» YOUR GOAL:
How many lines in the records below contain the word "Cermisone"? Give only the number.

» EXERCISE INPUT:
"""

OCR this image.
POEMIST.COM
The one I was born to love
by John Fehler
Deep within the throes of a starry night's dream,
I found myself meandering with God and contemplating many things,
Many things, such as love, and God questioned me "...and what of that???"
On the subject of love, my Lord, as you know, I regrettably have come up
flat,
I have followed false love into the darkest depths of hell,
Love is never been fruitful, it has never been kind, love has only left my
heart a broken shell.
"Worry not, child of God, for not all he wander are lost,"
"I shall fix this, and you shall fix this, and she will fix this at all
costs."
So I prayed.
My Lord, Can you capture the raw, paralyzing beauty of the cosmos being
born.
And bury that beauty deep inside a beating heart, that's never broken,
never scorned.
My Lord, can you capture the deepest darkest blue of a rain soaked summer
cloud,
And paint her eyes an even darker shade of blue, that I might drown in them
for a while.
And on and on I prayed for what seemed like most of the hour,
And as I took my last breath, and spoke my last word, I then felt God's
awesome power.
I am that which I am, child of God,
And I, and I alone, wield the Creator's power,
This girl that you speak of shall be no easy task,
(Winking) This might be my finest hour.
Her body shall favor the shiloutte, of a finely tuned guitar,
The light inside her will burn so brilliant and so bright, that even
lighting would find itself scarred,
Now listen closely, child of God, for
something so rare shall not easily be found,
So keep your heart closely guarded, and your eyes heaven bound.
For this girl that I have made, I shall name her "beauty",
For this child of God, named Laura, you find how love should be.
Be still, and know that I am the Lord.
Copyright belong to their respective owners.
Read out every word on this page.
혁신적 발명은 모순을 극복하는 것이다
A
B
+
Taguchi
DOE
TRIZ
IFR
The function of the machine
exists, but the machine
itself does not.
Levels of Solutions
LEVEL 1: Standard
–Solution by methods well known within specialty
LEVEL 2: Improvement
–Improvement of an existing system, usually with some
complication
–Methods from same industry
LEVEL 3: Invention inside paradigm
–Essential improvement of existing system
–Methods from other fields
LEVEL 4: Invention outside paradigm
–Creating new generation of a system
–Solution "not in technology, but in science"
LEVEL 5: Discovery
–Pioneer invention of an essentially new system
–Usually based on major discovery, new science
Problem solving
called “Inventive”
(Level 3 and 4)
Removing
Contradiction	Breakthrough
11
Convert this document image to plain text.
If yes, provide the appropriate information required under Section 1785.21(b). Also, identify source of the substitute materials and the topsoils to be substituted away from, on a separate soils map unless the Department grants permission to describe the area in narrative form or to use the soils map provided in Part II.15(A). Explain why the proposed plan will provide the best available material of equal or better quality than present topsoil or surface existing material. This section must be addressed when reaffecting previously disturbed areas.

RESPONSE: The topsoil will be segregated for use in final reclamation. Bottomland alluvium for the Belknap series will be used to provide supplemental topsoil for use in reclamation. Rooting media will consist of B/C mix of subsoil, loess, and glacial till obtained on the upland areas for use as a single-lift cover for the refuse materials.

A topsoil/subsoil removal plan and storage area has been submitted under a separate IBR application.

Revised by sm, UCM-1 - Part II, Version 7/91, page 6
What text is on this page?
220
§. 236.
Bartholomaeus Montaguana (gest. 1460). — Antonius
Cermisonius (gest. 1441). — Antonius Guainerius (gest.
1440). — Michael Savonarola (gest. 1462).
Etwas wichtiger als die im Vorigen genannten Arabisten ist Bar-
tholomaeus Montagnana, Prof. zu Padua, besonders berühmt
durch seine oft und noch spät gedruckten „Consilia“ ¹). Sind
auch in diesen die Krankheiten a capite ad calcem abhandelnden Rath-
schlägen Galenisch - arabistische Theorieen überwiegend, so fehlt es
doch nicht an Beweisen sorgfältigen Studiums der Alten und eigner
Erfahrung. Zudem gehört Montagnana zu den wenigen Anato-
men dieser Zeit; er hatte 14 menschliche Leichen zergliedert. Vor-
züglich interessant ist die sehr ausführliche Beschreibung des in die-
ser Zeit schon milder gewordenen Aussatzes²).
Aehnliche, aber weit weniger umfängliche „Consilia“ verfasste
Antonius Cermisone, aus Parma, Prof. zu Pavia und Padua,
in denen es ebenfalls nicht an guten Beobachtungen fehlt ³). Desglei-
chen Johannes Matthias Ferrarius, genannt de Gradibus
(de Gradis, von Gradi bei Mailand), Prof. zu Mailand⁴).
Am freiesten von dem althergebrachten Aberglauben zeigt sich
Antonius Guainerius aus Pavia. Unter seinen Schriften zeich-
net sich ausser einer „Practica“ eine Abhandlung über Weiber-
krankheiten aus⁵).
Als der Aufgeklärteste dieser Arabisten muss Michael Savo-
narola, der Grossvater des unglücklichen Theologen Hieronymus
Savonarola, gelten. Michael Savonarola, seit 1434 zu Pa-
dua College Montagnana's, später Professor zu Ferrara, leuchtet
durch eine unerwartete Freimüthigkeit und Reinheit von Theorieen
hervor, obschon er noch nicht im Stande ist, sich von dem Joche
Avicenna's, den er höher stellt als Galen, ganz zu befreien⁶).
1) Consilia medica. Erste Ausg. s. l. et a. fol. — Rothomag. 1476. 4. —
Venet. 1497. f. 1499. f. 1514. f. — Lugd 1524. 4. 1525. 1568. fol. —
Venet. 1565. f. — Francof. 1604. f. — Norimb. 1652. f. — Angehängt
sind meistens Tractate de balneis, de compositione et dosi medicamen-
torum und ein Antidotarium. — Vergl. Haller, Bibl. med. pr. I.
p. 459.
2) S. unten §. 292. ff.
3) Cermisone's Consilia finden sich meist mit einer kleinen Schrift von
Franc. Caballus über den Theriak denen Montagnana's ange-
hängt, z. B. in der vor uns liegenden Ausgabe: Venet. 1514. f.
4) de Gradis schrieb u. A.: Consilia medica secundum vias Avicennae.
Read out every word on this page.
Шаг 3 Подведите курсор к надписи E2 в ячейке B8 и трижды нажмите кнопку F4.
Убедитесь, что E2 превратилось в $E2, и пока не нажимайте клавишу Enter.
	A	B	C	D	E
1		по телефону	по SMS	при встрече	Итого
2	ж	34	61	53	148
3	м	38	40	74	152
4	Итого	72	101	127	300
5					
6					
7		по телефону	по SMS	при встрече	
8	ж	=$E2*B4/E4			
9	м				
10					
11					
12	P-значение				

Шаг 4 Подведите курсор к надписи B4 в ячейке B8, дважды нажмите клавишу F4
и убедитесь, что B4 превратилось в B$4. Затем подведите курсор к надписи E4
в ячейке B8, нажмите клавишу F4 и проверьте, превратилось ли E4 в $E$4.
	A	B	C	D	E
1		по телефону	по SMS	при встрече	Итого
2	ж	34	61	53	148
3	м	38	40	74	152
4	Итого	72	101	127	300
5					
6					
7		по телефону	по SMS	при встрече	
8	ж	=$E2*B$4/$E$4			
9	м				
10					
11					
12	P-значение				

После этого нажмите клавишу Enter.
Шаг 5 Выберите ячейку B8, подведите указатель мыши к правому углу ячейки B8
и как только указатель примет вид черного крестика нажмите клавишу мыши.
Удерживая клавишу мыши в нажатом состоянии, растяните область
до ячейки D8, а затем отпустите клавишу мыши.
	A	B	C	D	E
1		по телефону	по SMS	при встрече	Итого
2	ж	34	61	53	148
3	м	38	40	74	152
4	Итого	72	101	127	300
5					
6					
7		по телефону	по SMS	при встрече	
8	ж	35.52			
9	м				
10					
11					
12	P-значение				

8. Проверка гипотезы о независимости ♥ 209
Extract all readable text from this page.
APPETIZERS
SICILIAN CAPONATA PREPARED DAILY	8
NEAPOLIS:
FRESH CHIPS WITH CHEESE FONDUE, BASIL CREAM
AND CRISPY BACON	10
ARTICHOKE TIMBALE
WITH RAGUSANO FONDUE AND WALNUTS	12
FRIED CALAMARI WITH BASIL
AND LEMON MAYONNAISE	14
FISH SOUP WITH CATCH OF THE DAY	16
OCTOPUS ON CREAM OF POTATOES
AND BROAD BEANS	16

"""

» SOLUTION FOR THIS EXERCISE:
2